Records contained in a dataset:
········

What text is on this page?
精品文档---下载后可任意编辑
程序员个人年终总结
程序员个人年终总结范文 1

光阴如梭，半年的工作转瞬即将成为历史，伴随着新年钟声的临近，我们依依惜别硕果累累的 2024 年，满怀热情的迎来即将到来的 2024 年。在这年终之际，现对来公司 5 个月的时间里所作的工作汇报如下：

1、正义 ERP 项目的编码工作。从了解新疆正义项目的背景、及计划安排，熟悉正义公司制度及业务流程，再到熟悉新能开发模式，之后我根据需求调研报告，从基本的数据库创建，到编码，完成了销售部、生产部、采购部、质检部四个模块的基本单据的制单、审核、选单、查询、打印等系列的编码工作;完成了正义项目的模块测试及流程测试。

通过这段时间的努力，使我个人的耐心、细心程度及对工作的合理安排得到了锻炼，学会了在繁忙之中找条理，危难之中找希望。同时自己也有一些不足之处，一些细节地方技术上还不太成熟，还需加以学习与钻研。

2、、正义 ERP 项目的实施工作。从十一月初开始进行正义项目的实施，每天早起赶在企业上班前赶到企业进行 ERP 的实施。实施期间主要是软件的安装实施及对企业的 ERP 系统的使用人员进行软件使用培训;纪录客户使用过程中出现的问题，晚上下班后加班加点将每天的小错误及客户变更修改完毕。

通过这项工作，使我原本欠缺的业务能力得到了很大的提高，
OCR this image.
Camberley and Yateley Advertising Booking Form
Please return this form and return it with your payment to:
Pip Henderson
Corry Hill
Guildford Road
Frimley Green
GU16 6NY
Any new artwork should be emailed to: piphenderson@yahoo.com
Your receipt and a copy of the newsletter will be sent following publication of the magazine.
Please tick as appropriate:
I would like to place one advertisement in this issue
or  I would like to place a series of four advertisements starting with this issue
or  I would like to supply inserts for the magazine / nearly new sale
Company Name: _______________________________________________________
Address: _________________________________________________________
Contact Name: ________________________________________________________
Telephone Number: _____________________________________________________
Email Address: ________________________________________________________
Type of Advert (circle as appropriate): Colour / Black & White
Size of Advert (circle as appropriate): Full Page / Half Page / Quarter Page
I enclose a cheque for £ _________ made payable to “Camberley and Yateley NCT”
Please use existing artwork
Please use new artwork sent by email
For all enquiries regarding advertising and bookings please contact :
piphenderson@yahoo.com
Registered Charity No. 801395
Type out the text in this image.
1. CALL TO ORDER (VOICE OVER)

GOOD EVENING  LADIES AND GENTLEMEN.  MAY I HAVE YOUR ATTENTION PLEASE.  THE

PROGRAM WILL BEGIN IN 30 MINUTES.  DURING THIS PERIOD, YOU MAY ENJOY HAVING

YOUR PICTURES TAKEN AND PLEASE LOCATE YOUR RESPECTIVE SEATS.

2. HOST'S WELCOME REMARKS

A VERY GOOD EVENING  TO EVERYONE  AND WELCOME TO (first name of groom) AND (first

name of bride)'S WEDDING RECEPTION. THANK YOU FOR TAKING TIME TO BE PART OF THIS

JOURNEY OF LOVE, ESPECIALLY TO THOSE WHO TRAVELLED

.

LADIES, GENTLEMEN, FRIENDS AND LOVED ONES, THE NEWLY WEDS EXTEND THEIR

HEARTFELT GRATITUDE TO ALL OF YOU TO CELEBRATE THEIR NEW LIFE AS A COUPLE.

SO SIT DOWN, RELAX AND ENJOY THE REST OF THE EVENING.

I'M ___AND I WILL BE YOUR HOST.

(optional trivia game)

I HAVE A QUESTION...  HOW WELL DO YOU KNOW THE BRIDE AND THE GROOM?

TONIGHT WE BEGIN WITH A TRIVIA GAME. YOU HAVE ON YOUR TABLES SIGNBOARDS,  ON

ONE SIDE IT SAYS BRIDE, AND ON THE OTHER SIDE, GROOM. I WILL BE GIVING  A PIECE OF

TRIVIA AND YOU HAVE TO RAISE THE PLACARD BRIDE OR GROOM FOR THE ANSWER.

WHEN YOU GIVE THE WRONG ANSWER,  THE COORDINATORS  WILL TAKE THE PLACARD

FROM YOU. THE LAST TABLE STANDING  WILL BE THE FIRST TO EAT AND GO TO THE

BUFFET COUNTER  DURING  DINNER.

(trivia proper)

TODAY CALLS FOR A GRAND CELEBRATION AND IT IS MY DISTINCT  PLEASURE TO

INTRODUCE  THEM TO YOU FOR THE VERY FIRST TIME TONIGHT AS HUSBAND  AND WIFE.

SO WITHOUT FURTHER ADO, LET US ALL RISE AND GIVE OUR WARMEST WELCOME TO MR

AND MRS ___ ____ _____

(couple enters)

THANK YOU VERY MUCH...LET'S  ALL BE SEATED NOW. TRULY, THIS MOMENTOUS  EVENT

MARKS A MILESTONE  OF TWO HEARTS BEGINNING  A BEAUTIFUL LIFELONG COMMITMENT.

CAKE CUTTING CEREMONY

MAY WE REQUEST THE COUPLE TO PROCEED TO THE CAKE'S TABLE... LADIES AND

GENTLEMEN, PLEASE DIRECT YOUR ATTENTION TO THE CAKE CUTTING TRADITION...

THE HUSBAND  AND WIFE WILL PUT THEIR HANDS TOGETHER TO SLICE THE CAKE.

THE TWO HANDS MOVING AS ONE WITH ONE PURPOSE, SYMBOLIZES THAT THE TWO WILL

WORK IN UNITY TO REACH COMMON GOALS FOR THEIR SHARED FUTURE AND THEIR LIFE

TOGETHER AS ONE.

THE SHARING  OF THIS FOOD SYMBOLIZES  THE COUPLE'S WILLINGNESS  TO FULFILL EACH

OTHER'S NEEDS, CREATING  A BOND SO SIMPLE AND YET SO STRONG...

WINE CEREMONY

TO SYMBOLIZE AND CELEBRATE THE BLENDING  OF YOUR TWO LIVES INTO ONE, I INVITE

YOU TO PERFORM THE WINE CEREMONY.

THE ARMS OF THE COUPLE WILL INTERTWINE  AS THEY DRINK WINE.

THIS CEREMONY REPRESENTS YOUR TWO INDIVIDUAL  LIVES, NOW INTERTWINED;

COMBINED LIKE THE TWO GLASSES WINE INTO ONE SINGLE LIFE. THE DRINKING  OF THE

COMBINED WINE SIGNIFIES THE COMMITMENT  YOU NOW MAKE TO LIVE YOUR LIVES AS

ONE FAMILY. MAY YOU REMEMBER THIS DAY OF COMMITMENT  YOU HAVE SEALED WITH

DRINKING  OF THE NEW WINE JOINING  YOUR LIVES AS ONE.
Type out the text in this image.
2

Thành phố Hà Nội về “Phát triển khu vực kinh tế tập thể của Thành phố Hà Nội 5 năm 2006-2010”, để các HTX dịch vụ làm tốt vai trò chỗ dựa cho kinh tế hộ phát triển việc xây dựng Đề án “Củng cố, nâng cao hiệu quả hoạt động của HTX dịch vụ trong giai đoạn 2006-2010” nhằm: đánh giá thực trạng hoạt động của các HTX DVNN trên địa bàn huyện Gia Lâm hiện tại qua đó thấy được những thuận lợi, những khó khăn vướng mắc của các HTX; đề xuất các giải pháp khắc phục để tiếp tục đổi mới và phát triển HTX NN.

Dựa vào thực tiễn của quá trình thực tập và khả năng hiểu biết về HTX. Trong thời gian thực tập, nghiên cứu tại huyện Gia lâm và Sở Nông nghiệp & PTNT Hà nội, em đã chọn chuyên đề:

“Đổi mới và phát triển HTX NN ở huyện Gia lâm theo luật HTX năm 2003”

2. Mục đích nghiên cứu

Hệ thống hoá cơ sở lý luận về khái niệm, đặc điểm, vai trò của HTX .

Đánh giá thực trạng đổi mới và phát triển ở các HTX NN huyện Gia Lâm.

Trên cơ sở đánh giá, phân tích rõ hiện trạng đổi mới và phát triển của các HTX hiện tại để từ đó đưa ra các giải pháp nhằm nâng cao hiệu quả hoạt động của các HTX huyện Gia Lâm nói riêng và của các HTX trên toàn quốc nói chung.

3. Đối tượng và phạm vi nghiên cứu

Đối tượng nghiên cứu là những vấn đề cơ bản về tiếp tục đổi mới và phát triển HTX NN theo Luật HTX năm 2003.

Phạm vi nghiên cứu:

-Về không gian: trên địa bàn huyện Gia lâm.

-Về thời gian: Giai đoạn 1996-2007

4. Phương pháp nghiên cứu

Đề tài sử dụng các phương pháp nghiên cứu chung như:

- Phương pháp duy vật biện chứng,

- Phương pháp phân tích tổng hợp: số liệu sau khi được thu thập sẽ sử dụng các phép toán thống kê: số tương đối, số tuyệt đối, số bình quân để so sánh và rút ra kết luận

········

_Aim_. Identify the lines of the entries containing the string "OTHER". Copy each such line.

_Written answer_.
ONE SIDE IT SAYS BRIDE, AND ON THE OTHER SIDE, GROOM. I WILL BE GIVING  A PIECE OF
OTHER'S NEEDS, CREATING  A BOND SO SIMPLE AND YET SO STRONG...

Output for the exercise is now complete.